Data records
------------------------------

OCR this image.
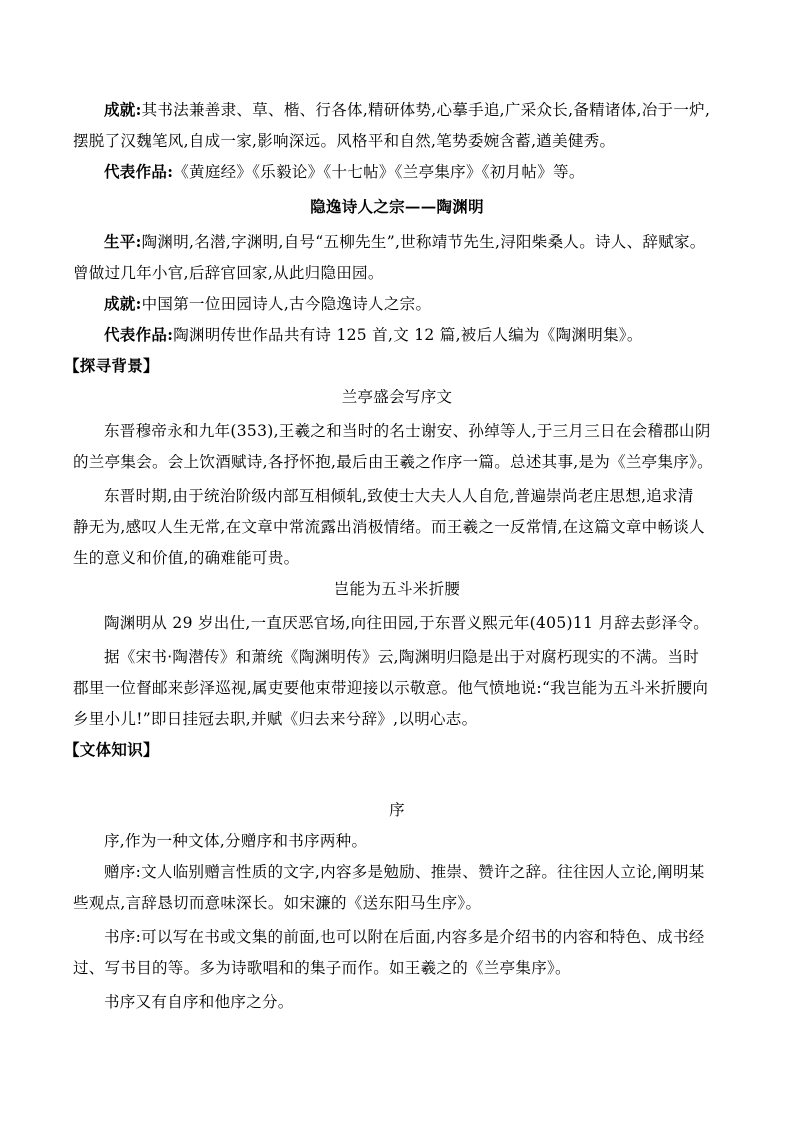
成就:其书法兼善隶、草、楷、行各体,精研体势,心摹手追,广采众长,备精诸体,冶于一炉,
摆脱了汉魏笔风,自成一家,影响深远。风格平和自然,笔势委婉含蓄,遒美健秀。
代表作品:《黄庭经》《乐毅论》《十七帖》《兰亭集序》《初月帖》等。
隐逸诗人之宗——陶渊明
生平:陶渊明,名潜,字渊明,自号“五柳先生”,世称靖节先生,浔阳柴桑人。诗人、辞赋家。
曾做过几年小官,后辞官回家,从此归隐田园。
成就:中国第一位田园诗人,古今隐逸诗人之宗。
代表作品:陶渊明传世作品共有诗 125 首,文 12 篇,被后人编为《陶渊明集》。
【探寻背景】
兰亭盛会写序文
东晋穆帝永和九年(353),王羲之和当时的名士谢安、孙绰等人,于三月三日在会稽郡山阴
的兰亭集会。会上饮酒赋诗,各抒怀抱,最后由王羲之作序一篇。总述其事,是为《兰亭集序》。
东晋时期,由于统治阶级内部互相倾轧,致使士大夫人人自危,普遍崇尚老庄思想,追求清
静无为,感叹人生无常,在文章中常流露出消极情绪。而王羲之一反常情,在这篇文章中畅谈人
生的意义和价值,的确难能可贵。
岂能为五斗米折腰
陶渊明从 29 岁出仕,一直厌恶官场,向往田园,于东晋义熙元年(405)11 月辞去彭泽令。
据《宋书·陶潜传》和萧统《陶渊明传》云,陶渊明归隐是出于对腐朽现实的不满。当时
郡里一位督邮来彭泽巡视,属吏要他束带迎接以示敬意。他气愤地说:“我岂能为五斗米折腰向
乡里小儿!”即日挂冠去职,并赋《归去来兮辞》,以明心志。
【文体知识】
序
序,作为一种文体,分赠序和书序两种。
赠序:文人临别赠言性质的文字,内容多是勉励、推崇、赞许之辞。往往因人立论,阐明某
些观点,言辞恳切而意味深长。如宋濂的《送东阳马生序》。
书序:可以写在书或文集的前面,也可以附在后面,内容多是介绍书的内容和特色、成书经
过、写书目的等。多为诗歌唱和的集子而作。如王羲之的《兰亭集序》。
书序又有自序和他序之分。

------------------------------

Would you return the data exactly as written, without the pictures?

OCR this image.
成就:其书法兼善隶、草、楷、行各体,精研体势,心摹手追,广采众长,备精诸体,冶于一炉,
摆脱了汉魏笔风,自成一家,影响深远。风格平和自然,笔势委婉含蓄,遒美健秀。
代表作品:《黄庭经》《乐毅论》《十七帖》《兰亭集序》《初月帖》等。
隐逸诗人之宗——陶渊明
生平:陶渊明,名潜,字渊明,自号“五柳先生”,世称靖节先生,浔阳柴桑人。诗人、辞赋家。
曾做过几年小官,后辞官回家,从此归隐田园。
成就:中国第一位田园诗人,古今隐逸诗人之宗。
代表作品:陶渊明传世作品共有诗 125 首,文 12 篇,被后人编为《陶渊明集》。
【探寻背景】
兰亭盛会写序文
东晋穆帝永和九年(353),王羲之和当时的名士谢安、孙绰等人,于三月三日在会稽郡山阴
的兰亭集会。会上饮酒赋诗,各抒怀抱,最后由王羲之作序一篇。总述其事,是为《兰亭集序》。
东晋时期,由于统治阶级内部互相倾轧,致使士大夫人人自危,普遍崇尚老庄思想,追求清
静无为,感叹人生无常,在文章中常流露出消极情绪。而王羲之一反常情,在这篇文章中畅谈人
生的意义和价值,的确难能可贵。
岂能为五斗米折腰
陶渊明从 29 岁出仕,一直厌恶官场,向往田园,于东晋义熙元年(405)11 月辞去彭泽令。
据《宋书·陶潜传》和萧统《陶渊明传》云,陶渊明归隐是出于对腐朽现实的不满。当时
郡里一位督邮来彭泽巡视,属吏要他束带迎接以示敬意。他气愤地说:“我岂能为五斗米折腰向
乡里小儿!”即日挂冠去职,并赋《归去来兮辞》,以明心志。
【文体知识】
序
序,作为一种文体,分赠序和书序两种。
赠序:文人临别赠言性质的文字,内容多是勉励、推崇、赞许之辞。往往因人立论,阐明某
些观点,言辞恳切而意味深长。如宋濂的《送东阳马生序》。
书序:可以写在书或文集的前面,也可以附在后面,内容多是介绍书的内容和特色、成书经
过、写书目的等。多为诗歌唱和的集子而作。如王羲之的《兰亭集序》。
书序又有自序和他序之分。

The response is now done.